__WHAT YOU WILL DO__
Restate the entire listing word for word.

__INFORMATION SHOWN__
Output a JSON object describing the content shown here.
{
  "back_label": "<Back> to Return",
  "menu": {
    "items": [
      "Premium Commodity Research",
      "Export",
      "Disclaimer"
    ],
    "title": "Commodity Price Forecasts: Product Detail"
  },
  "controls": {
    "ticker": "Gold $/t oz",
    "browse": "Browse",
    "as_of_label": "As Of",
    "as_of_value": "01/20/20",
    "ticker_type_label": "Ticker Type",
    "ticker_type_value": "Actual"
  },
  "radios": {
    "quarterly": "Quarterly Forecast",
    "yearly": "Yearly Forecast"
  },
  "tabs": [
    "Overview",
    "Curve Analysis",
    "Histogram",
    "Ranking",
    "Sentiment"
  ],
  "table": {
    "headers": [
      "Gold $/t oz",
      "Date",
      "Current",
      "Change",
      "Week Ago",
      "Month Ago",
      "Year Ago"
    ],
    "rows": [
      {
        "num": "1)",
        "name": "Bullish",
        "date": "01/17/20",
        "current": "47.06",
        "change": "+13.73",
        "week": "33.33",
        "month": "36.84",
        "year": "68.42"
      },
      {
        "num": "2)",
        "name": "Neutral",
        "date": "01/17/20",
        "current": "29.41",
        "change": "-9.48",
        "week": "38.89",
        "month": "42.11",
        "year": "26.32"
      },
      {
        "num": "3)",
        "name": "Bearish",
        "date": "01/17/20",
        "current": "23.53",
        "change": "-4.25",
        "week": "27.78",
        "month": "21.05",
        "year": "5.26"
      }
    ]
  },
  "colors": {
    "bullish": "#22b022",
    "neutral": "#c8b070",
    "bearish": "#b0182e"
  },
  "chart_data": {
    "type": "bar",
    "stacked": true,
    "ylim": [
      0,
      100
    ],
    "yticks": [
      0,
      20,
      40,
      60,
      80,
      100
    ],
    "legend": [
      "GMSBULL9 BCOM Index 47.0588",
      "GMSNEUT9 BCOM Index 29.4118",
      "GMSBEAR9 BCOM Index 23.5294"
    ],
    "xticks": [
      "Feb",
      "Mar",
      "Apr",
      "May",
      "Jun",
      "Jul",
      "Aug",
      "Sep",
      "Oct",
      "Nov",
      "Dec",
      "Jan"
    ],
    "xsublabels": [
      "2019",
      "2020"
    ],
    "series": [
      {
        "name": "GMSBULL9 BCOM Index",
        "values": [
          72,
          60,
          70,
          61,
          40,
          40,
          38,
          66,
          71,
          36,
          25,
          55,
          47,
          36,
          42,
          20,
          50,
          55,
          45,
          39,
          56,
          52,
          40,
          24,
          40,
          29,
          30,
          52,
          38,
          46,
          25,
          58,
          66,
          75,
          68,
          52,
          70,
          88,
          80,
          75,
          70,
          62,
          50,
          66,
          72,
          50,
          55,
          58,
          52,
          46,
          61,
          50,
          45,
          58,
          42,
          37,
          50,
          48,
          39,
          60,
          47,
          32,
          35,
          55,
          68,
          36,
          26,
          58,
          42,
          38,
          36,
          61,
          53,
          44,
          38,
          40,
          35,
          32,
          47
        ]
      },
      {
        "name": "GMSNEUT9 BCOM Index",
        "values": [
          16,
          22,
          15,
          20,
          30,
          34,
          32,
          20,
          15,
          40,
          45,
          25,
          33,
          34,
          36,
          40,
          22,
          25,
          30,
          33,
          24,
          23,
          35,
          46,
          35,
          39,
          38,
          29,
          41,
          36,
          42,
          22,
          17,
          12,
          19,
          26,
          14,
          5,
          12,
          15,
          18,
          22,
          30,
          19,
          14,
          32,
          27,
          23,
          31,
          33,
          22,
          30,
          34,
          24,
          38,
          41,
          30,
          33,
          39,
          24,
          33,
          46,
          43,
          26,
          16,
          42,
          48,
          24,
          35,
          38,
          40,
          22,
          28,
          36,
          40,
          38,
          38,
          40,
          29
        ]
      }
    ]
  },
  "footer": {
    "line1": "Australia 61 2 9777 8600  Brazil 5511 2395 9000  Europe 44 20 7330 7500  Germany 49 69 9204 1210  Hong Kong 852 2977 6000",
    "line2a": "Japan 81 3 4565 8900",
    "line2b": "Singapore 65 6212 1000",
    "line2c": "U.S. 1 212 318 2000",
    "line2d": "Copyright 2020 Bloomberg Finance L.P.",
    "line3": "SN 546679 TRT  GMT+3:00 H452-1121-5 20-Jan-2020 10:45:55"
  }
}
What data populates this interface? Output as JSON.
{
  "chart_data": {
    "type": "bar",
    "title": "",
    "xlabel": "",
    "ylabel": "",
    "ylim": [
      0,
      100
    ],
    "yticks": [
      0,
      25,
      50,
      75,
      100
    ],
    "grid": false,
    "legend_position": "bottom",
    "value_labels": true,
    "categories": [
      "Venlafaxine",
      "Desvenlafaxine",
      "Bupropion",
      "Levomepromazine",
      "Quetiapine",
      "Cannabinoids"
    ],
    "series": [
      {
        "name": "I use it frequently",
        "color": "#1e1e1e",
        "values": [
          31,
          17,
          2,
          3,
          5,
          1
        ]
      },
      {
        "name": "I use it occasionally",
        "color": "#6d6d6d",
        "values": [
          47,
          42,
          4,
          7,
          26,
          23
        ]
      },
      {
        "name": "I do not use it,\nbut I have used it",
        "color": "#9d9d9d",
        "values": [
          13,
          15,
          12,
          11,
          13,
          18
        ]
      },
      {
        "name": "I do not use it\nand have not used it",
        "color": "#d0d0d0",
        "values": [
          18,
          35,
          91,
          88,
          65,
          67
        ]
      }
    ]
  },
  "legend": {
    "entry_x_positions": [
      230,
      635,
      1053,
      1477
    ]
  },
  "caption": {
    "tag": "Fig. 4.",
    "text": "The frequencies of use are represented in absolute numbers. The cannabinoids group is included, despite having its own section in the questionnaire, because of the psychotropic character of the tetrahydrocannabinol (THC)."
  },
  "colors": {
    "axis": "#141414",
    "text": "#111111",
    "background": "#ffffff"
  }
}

__SOLUTION TO THIS PROBLEM__
Output a JSON object describing the content shown here.
{
  "back_label": "<Back> to Return",
  "menu": {
    "items": [
      "Premium Commodity Research",
      "Export",
      "Disclaimer"
    ],
    "title": "Commodity Price Forecasts: Product Detail"
  },
  "controls": {
    "ticker": "Gold $/t oz",
    "browse": "Browse",
    "as_of_label": "As Of",
    "as_of_value": "01/20/20",
    "ticker_type_label": "Ticker Type",
    "ticker_type_value": "Actual"
  },
  "radios": {
    "quarterly": "Quarterly Forecast",
    "yearly": "Yearly Forecast"
  },
  "tabs": [
    "Overview",
    "Curve Analysis",
    "Histogram",
    "Ranking",
    "Sentiment"
  ],
  "table": {
    "headers": [
      "Gold $/t oz",
      "Date",
      "Current",
      "Change",
      "Week Ago",
      "Month Ago",
      "Year Ago"
    ],
    "rows": [
      {
        "num": "1)",
        "name": "Bullish",
        "date": "01/17/20",
        "current": "47.06",
        "change": "+13.73",
        "week": "33.33",
        "month": "36.84",
        "year": "68.42"
      },
      {
        "num": "2)",
        "name": "Neutral",
        "date": "01/17/20",
        "current": "29.41",
        "change": "-9.48",
        "week": "38.89",
        "month": "42.11",
        "year": "26.32"
      },
      {
        "num": "3)",
        "name": "Bearish",
        "date": "01/17/20",
        "current": "23.53",
        "change": "-4.25",
        "week": "27.78",
        "month": "21.05",
        "year": "5.26"
      }
    ]
  },
  "colors": {
    "bullish": "#22b022",
    "neutral": "#c8b070",
    "bearish": "#b0182e"
  },
  "chart_data": {
    "type": "bar",
    "stacked": true,
    "ylim": [
      0,
      100
    ],
    "yticks": [
      0,
      20,
      40,
      60,
      80,
      100
    ],
    "legend": [
      "GMSBULL9 BCOM Index 47.0588",
      "GMSNEUT9 BCOM Index 29.4118",
      "GMSBEAR9 BCOM Index 23.5294"
    ],
    "xticks": [
      "Feb",
      "Mar",
      "Apr",
      "May",
      "Jun",
      "Jul",
      "Aug",
      "Sep",
      "Oct",
      "Nov",
      "Dec",
      "Jan"
    ],
    "xsublabels": [
      "2019",
      "2020"
    ],
    "series": [
      {
        "name": "GMSBULL9 BCOM Index",
        "values": [
          72,
          60,
          70,
          61,
          40,
          40,
          38,
          66,
          71,
          36,
          25,
          55,
          47,
          36,
          42,
          20,
          50,
          55,
          45,
          39,
          56,
          52,
          40,
          24,
          40,
          29,
          30,
          52,
          38,
          46,
          25,
          58,
          66,
          75,
          68,
          52,
          70,
          88,
          80,
          75,
          70,
          62,
          50,
          66,
          72,
          50,
          55,
          58,
          52,
          46,
          61,
          50,
          45,
          58,
          42,
          37,
          50,
          48,
          39,
          60,
          47,
          32,
          35,
          55,
          68,
          36,
          26,
          58,
          42,
          38,
          36,
          61,
          53,
          44,
          38,
          40,
          35,
          32,
          47
        ]
      },
      {
        "name": "GMSNEUT9 BCOM Index",
        "values": [
          16,
          22,
          15,
          20,
          30,
          34,
          32,
          20,
          15,
          40,
          45,
          25,
          33,
          34,
          36,
          40,
          22,
          25,
          30,
          33,
          24,
          23,
          35,
          46,
          35,
          39,
          38,
          29,
          41,
          36,
          42,
          22,
          17,
          12,
          19,
          26,
          14,
          5,
          12,
          15,
          18,
          22,
          30,
          19,
          14,
          32,
          27,
          23,
          31,
          33,
          22,
          30,
          34,
          24,
          38,
          41,
          30,
          33,
          39,
          24,
          33,
          46,
          43,
          26,
          16,
          42,
          48,
          24,
          35,
          38,
          40,
          22,
          28,
          36,
          40,
          38,
          38,
          40,
          29
        ]
      }
    ]
  },
  "footer": {
    "line1": "Australia 61 2 9777 8600  Brazil 5511 2395 9000  Europe 44 20 7330 7500  Germany 49 69 9204 1210  Hong Kong 852 2977 6000",
    "line2a": "Japan 81 3 4565 8900",
    "line2b": "Singapore 65 6212 1000",
    "line2c": "U.S. 1 212 318 2000",
    "line2d": "Copyright 2020 Bloomberg Finance L.P.",
    "line3": "SN 546679 TRT  GMT+3:00 H452-1121-5 20-Jan-2020 10:45:55"
  }
}
What data populates this interface? Output as JSON.
{
  "chart_data": {
    "type": "bar",
    "title": "",
    "xlabel": "",
    "ylabel": "",
    "ylim": [
      0,
      100
    ],
    "yticks": [
      0,
      25,
      50,
      75,
      100
    ],
    "grid": false,
    "legend_position": "bottom",
    "value_labels": true,
    "categories": [
      "Venlafaxine",
      "Desvenlafaxine",
      "Bupropion",
      "Levomepromazine",
      "Quetiapine",
      "Cannabinoids"
    ],
    "series": [
      {
        "name": "I use it frequently",
        "color": "#1e1e1e",
        "values": [
          31,
          17,
          2,
          3,
          5,
          1
        ]
      },
      {
        "name": "I use it occasionally",
        "color": "#6d6d6d",
        "values": [
          47,
          42,
          4,
          7,
          26,
          23
        ]
      },
      {
        "name": "I do not use it,\nbut I have used it",
        "color": "#9d9d9d",
        "values": [
          13,
          15,
          12,
          11,
          13,
          18
        ]
      },
      {
        "name": "I do not use it\nand have not used it",
        "color": "#d0d0d0",
        "values": [
          18,
          35,
          91,
          88,
          65,
          67
        ]
      }
    ]
  },
  "legend": {
    "entry_x_positions": [
      230,
      635,
      1053,
      1477
    ]
  },
  "caption": {
    "tag": "Fig. 4.",
    "text": "The frequencies of use are represented in absolute numbers. The cannabinoids group is included, despite having its own section in the questionnaire, because of the psychotropic character of the tetrahydrocannabinol (THC)."
  },
  "colors": {
    "axis": "#141414",
    "text": "#111111",
    "background": "#ffffff"
  }
}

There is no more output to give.